▶ [Exercise directions]: Write out all the entries word for word and omit any pictures.

═══ Excerpted records ═══

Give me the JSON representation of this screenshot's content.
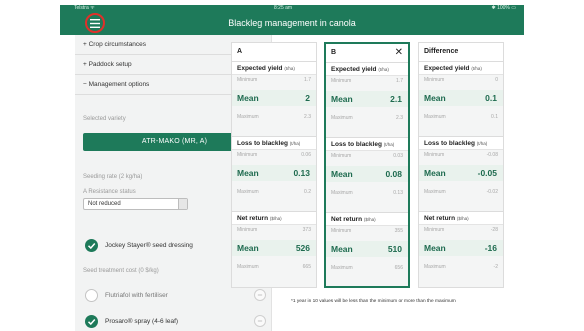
{
  "status": {
    "carrier": "Telstra ᯤ",
    "time": "8:25 am",
    "battery": "✱ 100% ▭"
  },
  "nav": {
    "title": "Blackleg management in canola"
  },
  "sidebar": {
    "crop": "+ Crop circumstances",
    "paddock": "+ Paddock setup",
    "management": "− Management options",
    "selected_variety_label": "Selected variety",
    "variety": "ATR-MAKO (MR, A)",
    "seeding_rate": "Seeding rate (2 kg/ha)",
    "resistance_label": "A Resistance status",
    "resistance_value": "Not reduced",
    "seed_dressing": "Jockey Stayer® seed dressing",
    "seed_cost": "Seed treatment cost (0 $/kg)",
    "fertiliser": "Flutriafol with fertiliser",
    "prosaro": "Prosaro® spray (4-6 leaf)"
  },
  "cards": [
    {
      "title": "A",
      "yield": [
        "1.7",
        "2",
        "2.3"
      ],
      "loss": [
        "0.06",
        "0.13",
        "0.2"
      ],
      "net": [
        "373",
        "526",
        "665"
      ]
    },
    {
      "title": "B",
      "close": "✕",
      "yield": [
        "1.7",
        "2.1",
        "2.3"
      ],
      "loss": [
        "0.03",
        "0.08",
        "0.13"
      ],
      "net": [
        "355",
        "510",
        "656"
      ]
    },
    {
      "title": "Difference",
      "yield": [
        "0",
        "0.1",
        "0.1"
      ],
      "loss": [
        "-0.08",
        "-0.05",
        "-0.02"
      ],
      "net": [
        "-28",
        "-16",
        "-2"
      ]
    }
  ],
  "sections": {
    "yield": "Expected yield",
    "yield_unit": "(t/ha)",
    "loss": "Loss to blackleg",
    "loss_unit": "(t/ha)",
    "net": "Net return",
    "net_unit": "($/ha)"
  },
  "row_labels": {
    "min": "Minimum",
    "mean": "Mean",
    "max": "Maximum"
  },
  "footnote": "*1 year in 10 values will be less than the minimum or more than the maximum",
  "colors": {
    "brand": "#1e7a5a",
    "highlight": "#e0302a"
  }
}
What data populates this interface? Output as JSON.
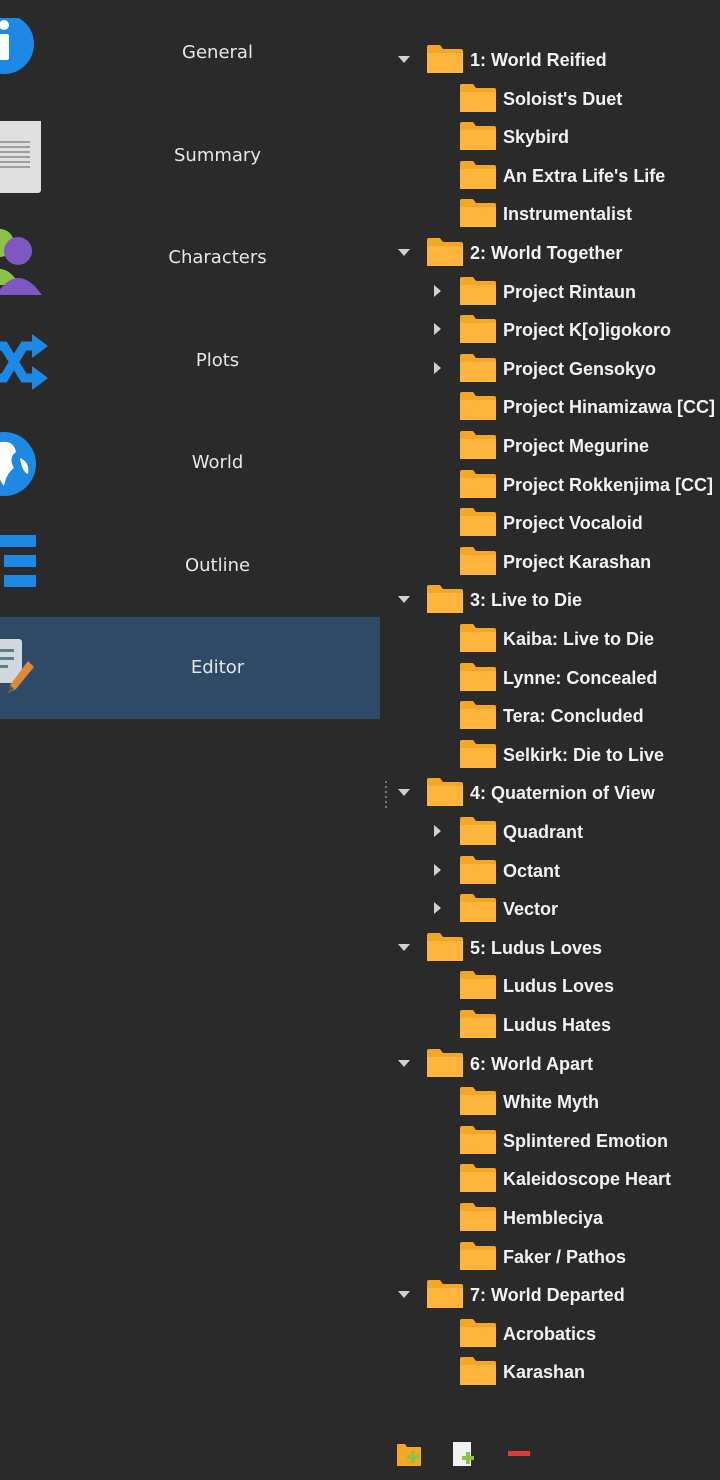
{
  "sidebar": {
    "items": [
      {
        "label": "General",
        "icon": "info-icon"
      },
      {
        "label": "Summary",
        "icon": "document-icon"
      },
      {
        "label": "Characters",
        "icon": "users-icon"
      },
      {
        "label": "Plots",
        "icon": "shuffle-icon"
      },
      {
        "label": "World",
        "icon": "globe-icon"
      },
      {
        "label": "Outline",
        "icon": "outline-list-icon"
      },
      {
        "label": "Editor",
        "icon": "edit-document-icon"
      }
    ],
    "active_label": "Editor",
    "active_color": "#2f4a66"
  },
  "tree": {
    "rows": [
      {
        "label": "1: World Reified",
        "level": 0,
        "arrow": "expanded"
      },
      {
        "label": "Soloist's Duet",
        "level": 1,
        "arrow": "none"
      },
      {
        "label": "Skybird",
        "level": 1,
        "arrow": "none"
      },
      {
        "label": "An Extra Life's Life",
        "level": 1,
        "arrow": "none"
      },
      {
        "label": "Instrumentalist",
        "level": 1,
        "arrow": "none"
      },
      {
        "label": "2: World Together",
        "level": 0,
        "arrow": "expanded"
      },
      {
        "label": "Project Rintaun",
        "level": 1,
        "arrow": "collapsed"
      },
      {
        "label": "Project K[o]igokoro",
        "level": 1,
        "arrow": "collapsed"
      },
      {
        "label": "Project Gensokyo",
        "level": 1,
        "arrow": "collapsed"
      },
      {
        "label": "Project Hinamizawa [CC]",
        "level": 1,
        "arrow": "none"
      },
      {
        "label": "Project Megurine",
        "level": 1,
        "arrow": "none"
      },
      {
        "label": "Project Rokkenjima [CC]",
        "level": 1,
        "arrow": "none"
      },
      {
        "label": "Project Vocaloid",
        "level": 1,
        "arrow": "none"
      },
      {
        "label": "Project Karashan",
        "level": 1,
        "arrow": "none"
      },
      {
        "label": "3: Live to Die",
        "level": 0,
        "arrow": "expanded"
      },
      {
        "label": "Kaiba: Live to Die",
        "level": 1,
        "arrow": "none"
      },
      {
        "label": "Lynne: Concealed",
        "level": 1,
        "arrow": "none"
      },
      {
        "label": "Tera: Concluded",
        "level": 1,
        "arrow": "none"
      },
      {
        "label": "Selkirk: Die to Live",
        "level": 1,
        "arrow": "none"
      },
      {
        "label": "4: Quaternion of View",
        "level": 0,
        "arrow": "expanded"
      },
      {
        "label": "Quadrant",
        "level": 1,
        "arrow": "collapsed"
      },
      {
        "label": "Octant",
        "level": 1,
        "arrow": "collapsed"
      },
      {
        "label": "Vector",
        "level": 1,
        "arrow": "collapsed"
      },
      {
        "label": "5: Ludus Loves",
        "level": 0,
        "arrow": "expanded"
      },
      {
        "label": "Ludus Loves",
        "level": 1,
        "arrow": "none"
      },
      {
        "label": "Ludus Hates",
        "level": 1,
        "arrow": "none"
      },
      {
        "label": "6: World Apart",
        "level": 0,
        "arrow": "expanded"
      },
      {
        "label": "White Myth",
        "level": 1,
        "arrow": "none"
      },
      {
        "label": "Splintered Emotion",
        "level": 1,
        "arrow": "none"
      },
      {
        "label": "Kaleidoscope Heart",
        "level": 1,
        "arrow": "none"
      },
      {
        "label": "Hembleciya",
        "level": 1,
        "arrow": "none"
      },
      {
        "label": "Faker / Pathos",
        "level": 1,
        "arrow": "none"
      },
      {
        "label": "7: World Departed",
        "level": 0,
        "arrow": "expanded"
      },
      {
        "label": "Acrobatics",
        "level": 1,
        "arrow": "none"
      },
      {
        "label": "Karashan",
        "level": 1,
        "arrow": "none"
      }
    ]
  },
  "toolbar": {
    "buttons": [
      {
        "icon": "add-folder-icon"
      },
      {
        "icon": "add-text-icon"
      },
      {
        "icon": "remove-icon"
      }
    ]
  },
  "colors": {
    "background": "#2a2a2a",
    "folder": "#f5a623",
    "accent_blue": "#1e88e5",
    "remove_red": "#e53935",
    "add_green": "#8bc34a"
  }
}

═══

▶ [Response to this exercise]:
Give me the JSON representation of this screenshot's content.
{
  "status": {
    "carrier": "Telstra ᯤ",
    "time": "8:25 am",
    "battery": "✱ 100% ▭"
  },
  "nav": {
    "title": "Blackleg management in canola"
  },
  "sidebar": {
    "crop": "+ Crop circumstances",
    "paddock": "+ Paddock setup",
    "management": "− Management options",
    "selected_variety_label": "Selected variety",
    "variety": "ATR-MAKO (MR, A)",
    "seeding_rate": "Seeding rate (2 kg/ha)",
    "resistance_label": "A Resistance status",
    "resistance_value": "Not reduced",
    "seed_dressing": "Jockey Stayer® seed dressing",
    "seed_cost": "Seed treatment cost (0 $/kg)",
    "fertiliser": "Flutriafol with fertiliser",
    "prosaro": "Prosaro® spray (4-6 leaf)"
  },
  "cards": [
    {
      "title": "A",
      "yield": [
        "1.7",
        "2",
        "2.3"
      ],
      "loss": [
        "0.06",
        "0.13",
        "0.2"
      ],
      "net": [
        "373",
        "526",
        "665"
      ]
    },
    {
      "title": "B",
      "close": "✕",
      "yield": [
        "1.7",
        "2.1",
        "2.3"
      ],
      "loss": [
        "0.03",
        "0.08",
        "0.13"
      ],
      "net": [
        "355",
        "510",
        "656"
      ]
    },
    {
      "title": "Difference",
      "yield": [
        "0",
        "0.1",
        "0.1"
      ],
      "loss": [
        "-0.08",
        "-0.05",
        "-0.02"
      ],
      "net": [
        "-28",
        "-16",
        "-2"
      ]
    }
  ],
  "sections": {
    "yield": "Expected yield",
    "yield_unit": "(t/ha)",
    "loss": "Loss to blackleg",
    "loss_unit": "(t/ha)",
    "net": "Net return",
    "net_unit": "($/ha)"
  },
  "row_labels": {
    "min": "Minimum",
    "mean": "Mean",
    "max": "Maximum"
  },
  "footnote": "*1 year in 10 values will be less than the minimum or more than the maximum",
  "colors": {
    "brand": "#1e7a5a",
    "highlight": "#e0302a"
  }
}
What data populates this interface? Output as JSON.
{
  "sidebar": {
    "items": [
      {
        "label": "General",
        "icon": "info-icon"
      },
      {
        "label": "Summary",
        "icon": "document-icon"
      },
      {
        "label": "Characters",
        "icon": "users-icon"
      },
      {
        "label": "Plots",
        "icon": "shuffle-icon"
      },
      {
        "label": "World",
        "icon": "globe-icon"
      },
      {
        "label": "Outline",
        "icon": "outline-list-icon"
      },
      {
        "label": "Editor",
        "icon": "edit-document-icon"
      }
    ],
    "active_label": "Editor",
    "active_color": "#2f4a66"
  },
  "tree": {
    "rows": [
      {
        "label": "1: World Reified",
        "level": 0,
        "arrow": "expanded"
      },
      {
        "label": "Soloist's Duet",
        "level": 1,
        "arrow": "none"
      },
      {
        "label": "Skybird",
        "level": 1,
        "arrow": "none"
      },
      {
        "label": "An Extra Life's Life",
        "level": 1,
        "arrow": "none"
      },
      {
        "label": "Instrumentalist",
        "level": 1,
        "arrow": "none"
      },
      {
        "label": "2: World Together",
        "level": 0,
        "arrow": "expanded"
      },
      {
        "label": "Project Rintaun",
        "level": 1,
        "arrow": "collapsed"
      },
      {
        "label": "Project K[o]igokoro",
        "level": 1,
        "arrow": "collapsed"
      },
      {
        "label": "Project Gensokyo",
        "level": 1,
        "arrow": "collapsed"
      },
      {
        "label": "Project Hinamizawa [CC]",
        "level": 1,
        "arrow": "none"
      },
      {
        "label": "Project Megurine",
        "level": 1,
        "arrow": "none"
      },
      {
        "label": "Project Rokkenjima [CC]",
        "level": 1,
        "arrow": "none"
      },
      {
        "label": "Project Vocaloid",
        "level": 1,
        "arrow": "none"
      },
      {
        "label": "Project Karashan",
        "level": 1,
        "arrow": "none"
      },
      {
        "label": "3: Live to Die",
        "level": 0,
        "arrow": "expanded"
      },
      {
        "label": "Kaiba: Live to Die",
        "level": 1,
        "arrow": "none"
      },
      {
        "label": "Lynne: Concealed",
        "level": 1,
        "arrow": "none"
      },
      {
        "label": "Tera: Concluded",
        "level": 1,
        "arrow": "none"
      },
      {
        "label": "Selkirk: Die to Live",
        "level": 1,
        "arrow": "none"
      },
      {
        "label": "4: Quaternion of View",
        "level": 0,
        "arrow": "expanded"
      },
      {
        "label": "Quadrant",
        "level": 1,
        "arrow": "collapsed"
      },
      {
        "label": "Octant",
        "level": 1,
        "arrow": "collapsed"
      },
      {
        "label": "Vector",
        "level": 1,
        "arrow": "collapsed"
      },
      {
        "label": "5: Ludus Loves",
        "level": 0,
        "arrow": "expanded"
      },
      {
        "label": "Ludus Loves",
        "level": 1,
        "arrow": "none"
      },
      {
        "label": "Ludus Hates",
        "level": 1,
        "arrow": "none"
      },
      {
        "label": "6: World Apart",
        "level": 0,
        "arrow": "expanded"
      },
      {
        "label": "White Myth",
        "level": 1,
        "arrow": "none"
      },
      {
        "label": "Splintered Emotion",
        "level": 1,
        "arrow": "none"
      },
      {
        "label": "Kaleidoscope Heart",
        "level": 1,
        "arrow": "none"
      },
      {
        "label": "Hembleciya",
        "level": 1,
        "arrow": "none"
      },
      {
        "label": "Faker / Pathos",
        "level": 1,
        "arrow": "none"
      },
      {
        "label": "7: World Departed",
        "level": 0,
        "arrow": "expanded"
      },
      {
        "label": "Acrobatics",
        "level": 1,
        "arrow": "none"
      },
      {
        "label": "Karashan",
        "level": 1,
        "arrow": "none"
      }
    ]
  },
  "toolbar": {
    "buttons": [
      {
        "icon": "add-folder-icon"
      },
      {
        "icon": "add-text-icon"
      },
      {
        "icon": "remove-icon"
      }
    ]
  },
  "colors": {
    "background": "#2a2a2a",
    "folder": "#f5a623",
    "accent_blue": "#1e88e5",
    "remove_red": "#e53935",
    "add_green": "#8bc34a"
  }
}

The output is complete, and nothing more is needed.